:: OBJECTIVE ::
Look through the data below. Pick out the lines holding the string "không".

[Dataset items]
──────
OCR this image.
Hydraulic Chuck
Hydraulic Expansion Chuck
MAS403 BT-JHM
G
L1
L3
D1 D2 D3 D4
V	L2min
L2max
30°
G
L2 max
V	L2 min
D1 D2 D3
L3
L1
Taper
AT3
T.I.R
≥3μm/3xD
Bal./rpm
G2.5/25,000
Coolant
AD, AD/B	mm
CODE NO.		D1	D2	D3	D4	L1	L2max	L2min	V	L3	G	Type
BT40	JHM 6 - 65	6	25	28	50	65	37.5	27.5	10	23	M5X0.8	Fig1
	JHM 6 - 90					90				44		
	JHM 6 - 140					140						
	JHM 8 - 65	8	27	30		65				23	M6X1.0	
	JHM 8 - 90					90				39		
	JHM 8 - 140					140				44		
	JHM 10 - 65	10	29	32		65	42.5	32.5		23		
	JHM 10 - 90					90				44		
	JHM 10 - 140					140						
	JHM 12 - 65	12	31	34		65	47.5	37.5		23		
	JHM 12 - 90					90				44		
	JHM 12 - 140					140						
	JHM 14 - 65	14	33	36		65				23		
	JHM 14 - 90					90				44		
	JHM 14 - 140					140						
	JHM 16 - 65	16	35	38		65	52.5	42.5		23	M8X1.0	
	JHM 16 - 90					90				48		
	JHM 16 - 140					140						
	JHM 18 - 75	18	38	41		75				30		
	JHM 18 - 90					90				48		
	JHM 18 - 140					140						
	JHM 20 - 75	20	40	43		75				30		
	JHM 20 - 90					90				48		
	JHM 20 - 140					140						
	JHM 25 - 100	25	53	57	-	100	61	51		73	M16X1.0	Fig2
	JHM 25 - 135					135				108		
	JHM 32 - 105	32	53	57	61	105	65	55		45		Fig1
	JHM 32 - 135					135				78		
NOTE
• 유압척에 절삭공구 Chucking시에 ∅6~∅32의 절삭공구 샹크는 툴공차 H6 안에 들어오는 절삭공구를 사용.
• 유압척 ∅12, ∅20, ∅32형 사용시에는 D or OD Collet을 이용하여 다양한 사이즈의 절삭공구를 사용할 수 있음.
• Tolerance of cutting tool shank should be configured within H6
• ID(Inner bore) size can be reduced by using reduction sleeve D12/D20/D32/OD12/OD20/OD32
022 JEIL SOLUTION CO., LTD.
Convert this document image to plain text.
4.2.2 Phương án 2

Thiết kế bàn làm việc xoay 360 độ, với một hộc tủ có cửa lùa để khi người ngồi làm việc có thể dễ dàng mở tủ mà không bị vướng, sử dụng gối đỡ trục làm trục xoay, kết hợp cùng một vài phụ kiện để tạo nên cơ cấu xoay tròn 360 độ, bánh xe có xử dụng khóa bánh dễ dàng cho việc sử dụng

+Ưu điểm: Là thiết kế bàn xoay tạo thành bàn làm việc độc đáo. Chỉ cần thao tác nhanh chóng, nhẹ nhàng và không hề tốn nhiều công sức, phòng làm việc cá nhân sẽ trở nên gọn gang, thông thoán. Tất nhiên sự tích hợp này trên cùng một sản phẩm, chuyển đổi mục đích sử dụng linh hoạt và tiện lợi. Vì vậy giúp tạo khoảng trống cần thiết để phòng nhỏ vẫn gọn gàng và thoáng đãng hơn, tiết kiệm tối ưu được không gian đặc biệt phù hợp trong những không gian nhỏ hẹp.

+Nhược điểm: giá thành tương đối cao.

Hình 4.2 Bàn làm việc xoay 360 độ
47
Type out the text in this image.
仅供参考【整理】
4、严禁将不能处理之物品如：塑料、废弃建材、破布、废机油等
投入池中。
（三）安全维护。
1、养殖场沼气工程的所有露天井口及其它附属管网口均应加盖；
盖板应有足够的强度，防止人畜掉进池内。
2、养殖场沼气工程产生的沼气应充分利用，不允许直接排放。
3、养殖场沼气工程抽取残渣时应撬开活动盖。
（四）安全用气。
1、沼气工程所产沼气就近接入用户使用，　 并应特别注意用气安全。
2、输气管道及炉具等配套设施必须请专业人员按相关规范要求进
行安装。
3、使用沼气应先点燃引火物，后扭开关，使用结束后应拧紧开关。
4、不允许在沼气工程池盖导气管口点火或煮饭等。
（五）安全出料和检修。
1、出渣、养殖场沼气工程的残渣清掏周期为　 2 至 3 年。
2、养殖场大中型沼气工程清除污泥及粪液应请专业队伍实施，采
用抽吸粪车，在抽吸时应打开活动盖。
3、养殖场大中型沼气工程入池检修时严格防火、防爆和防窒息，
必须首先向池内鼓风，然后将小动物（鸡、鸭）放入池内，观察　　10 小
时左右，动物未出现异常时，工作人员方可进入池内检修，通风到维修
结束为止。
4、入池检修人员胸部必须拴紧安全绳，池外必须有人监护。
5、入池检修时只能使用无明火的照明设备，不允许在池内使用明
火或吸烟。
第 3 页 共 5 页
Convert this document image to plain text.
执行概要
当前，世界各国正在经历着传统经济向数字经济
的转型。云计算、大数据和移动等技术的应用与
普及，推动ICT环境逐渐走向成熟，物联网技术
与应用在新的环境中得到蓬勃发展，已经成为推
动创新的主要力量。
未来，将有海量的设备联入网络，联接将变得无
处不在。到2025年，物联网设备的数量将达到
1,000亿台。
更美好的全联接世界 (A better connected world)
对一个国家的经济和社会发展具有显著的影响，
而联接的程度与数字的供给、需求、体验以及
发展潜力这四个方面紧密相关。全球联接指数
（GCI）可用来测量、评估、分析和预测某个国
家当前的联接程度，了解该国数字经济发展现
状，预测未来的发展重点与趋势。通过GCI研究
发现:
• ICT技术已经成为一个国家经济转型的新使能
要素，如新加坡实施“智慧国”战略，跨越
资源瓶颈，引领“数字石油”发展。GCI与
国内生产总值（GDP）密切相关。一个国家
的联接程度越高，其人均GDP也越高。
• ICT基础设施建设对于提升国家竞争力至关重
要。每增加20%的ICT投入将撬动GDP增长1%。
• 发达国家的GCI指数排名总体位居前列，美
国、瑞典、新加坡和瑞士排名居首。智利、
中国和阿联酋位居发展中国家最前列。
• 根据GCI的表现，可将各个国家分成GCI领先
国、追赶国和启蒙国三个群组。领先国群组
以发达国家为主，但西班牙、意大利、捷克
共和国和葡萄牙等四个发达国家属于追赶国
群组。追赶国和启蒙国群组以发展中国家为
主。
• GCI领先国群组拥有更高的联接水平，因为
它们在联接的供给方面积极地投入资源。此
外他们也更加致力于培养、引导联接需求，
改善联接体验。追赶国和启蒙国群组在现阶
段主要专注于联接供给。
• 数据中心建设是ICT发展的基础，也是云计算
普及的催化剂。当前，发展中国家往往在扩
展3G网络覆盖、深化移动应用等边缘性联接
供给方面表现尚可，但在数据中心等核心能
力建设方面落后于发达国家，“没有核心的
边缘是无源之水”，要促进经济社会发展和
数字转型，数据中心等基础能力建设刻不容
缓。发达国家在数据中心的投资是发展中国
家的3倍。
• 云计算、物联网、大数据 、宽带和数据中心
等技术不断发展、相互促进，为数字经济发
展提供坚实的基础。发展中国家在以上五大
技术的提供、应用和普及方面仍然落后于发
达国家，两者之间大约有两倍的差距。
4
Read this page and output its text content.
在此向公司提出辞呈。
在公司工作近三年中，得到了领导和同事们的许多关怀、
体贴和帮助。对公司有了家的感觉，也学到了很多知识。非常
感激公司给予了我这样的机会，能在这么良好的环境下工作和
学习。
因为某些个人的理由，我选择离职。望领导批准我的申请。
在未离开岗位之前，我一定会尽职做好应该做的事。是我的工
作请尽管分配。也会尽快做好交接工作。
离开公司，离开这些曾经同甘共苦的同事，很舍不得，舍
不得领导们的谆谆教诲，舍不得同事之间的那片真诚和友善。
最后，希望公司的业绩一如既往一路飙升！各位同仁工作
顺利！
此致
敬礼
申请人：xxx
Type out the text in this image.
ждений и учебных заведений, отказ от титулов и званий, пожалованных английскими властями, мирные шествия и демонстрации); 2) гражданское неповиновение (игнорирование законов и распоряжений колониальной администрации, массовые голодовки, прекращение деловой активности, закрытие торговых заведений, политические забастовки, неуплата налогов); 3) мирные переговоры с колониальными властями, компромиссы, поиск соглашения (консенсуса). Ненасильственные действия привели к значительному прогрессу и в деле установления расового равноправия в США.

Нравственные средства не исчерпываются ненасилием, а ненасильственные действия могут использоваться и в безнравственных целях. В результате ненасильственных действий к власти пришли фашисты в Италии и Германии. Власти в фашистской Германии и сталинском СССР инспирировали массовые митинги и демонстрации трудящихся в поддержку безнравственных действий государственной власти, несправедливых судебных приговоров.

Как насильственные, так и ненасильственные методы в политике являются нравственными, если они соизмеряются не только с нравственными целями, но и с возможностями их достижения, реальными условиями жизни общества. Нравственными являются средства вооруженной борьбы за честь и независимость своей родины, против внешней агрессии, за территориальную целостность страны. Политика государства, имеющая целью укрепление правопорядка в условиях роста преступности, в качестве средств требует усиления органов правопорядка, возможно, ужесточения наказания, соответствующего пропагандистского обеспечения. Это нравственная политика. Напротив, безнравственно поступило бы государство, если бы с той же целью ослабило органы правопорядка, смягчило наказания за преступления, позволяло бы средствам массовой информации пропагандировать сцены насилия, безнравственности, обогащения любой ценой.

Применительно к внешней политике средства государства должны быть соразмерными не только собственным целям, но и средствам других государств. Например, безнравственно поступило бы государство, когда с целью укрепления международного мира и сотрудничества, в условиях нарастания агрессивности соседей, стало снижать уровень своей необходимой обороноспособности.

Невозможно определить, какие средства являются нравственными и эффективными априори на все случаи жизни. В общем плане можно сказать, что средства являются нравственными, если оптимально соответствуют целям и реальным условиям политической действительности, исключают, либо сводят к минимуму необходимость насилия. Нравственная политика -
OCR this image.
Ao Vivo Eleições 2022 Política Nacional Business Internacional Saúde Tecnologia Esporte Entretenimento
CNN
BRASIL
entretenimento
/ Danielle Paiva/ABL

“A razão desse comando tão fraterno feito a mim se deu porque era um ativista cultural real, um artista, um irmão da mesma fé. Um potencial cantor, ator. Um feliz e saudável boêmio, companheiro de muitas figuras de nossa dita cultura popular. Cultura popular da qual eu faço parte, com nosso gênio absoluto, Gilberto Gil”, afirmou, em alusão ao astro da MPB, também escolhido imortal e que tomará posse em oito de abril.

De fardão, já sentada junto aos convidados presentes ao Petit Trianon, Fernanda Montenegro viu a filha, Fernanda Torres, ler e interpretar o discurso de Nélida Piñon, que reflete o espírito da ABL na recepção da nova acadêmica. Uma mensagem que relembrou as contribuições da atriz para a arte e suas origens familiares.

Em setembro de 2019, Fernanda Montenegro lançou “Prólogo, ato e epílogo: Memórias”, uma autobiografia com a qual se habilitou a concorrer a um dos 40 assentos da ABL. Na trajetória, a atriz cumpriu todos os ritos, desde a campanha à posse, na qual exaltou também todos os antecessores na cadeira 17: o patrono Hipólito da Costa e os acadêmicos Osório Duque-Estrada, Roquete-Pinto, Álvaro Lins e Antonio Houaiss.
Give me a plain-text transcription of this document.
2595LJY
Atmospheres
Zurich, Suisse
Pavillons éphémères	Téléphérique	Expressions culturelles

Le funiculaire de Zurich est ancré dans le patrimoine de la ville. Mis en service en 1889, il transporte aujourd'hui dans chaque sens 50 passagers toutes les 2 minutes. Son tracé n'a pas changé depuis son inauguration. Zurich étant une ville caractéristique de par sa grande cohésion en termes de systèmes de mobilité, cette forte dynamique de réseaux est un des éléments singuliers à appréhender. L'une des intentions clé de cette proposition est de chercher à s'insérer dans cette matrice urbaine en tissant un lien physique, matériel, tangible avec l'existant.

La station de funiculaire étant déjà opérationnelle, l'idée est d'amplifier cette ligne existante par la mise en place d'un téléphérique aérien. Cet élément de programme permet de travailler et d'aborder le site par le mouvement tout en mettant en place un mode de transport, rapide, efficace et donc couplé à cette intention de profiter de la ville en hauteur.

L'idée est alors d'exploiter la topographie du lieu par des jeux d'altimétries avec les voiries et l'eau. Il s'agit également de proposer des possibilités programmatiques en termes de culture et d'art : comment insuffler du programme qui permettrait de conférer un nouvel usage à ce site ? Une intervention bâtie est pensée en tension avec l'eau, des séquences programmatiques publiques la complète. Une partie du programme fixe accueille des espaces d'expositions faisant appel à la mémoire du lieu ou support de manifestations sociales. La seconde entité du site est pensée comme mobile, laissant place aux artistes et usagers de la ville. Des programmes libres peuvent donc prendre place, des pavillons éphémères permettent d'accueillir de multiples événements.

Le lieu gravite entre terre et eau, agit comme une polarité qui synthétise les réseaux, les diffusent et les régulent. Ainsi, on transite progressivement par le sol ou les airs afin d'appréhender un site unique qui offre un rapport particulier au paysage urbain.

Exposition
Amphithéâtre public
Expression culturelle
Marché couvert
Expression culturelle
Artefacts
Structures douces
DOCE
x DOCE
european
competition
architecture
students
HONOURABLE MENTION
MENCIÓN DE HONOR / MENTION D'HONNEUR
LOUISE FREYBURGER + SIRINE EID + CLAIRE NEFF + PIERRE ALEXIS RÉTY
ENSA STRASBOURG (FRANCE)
──────
:: RESPONSE TO THE TASK ::
Thiết kế bàn làm việc xoay 360 độ, với một hộc tủ có cửa lùa để khi người ngồi làm việc có thể dễ dàng mở tủ mà không bị vướng, sử dụng gối đỡ trục làm trục xoay, kết hợp cùng một vài phụ kiện để tạo nên cơ cấu xoay tròn 360 độ, bánh xe có xử dụng khóa bánh dễ dàng cho việc sử dụng
+Ưu điểm: Là thiết kế bàn xoay tạo thành bàn làm việc độc đáo. Chỉ cần thao tác nhanh chóng, nhẹ nhàng và không hề tốn nhiều công sức, phòng làm việc cá nhân sẽ trở nên gọn gang, thông thoán. Tất nhiên sự tích hợp này trên cùng một sản phẩm, chuyển đổi mục đích sử dụng linh hoạt và tiện lợi. Vì vậy giúp tạo khoảng trống cần thiết để phòng nhỏ vẫn gọn gàng và thoáng đãng hơn, tiết kiệm tối ưu được không gian đặc biệt phù hợp trong những không gian nhỏ hẹp.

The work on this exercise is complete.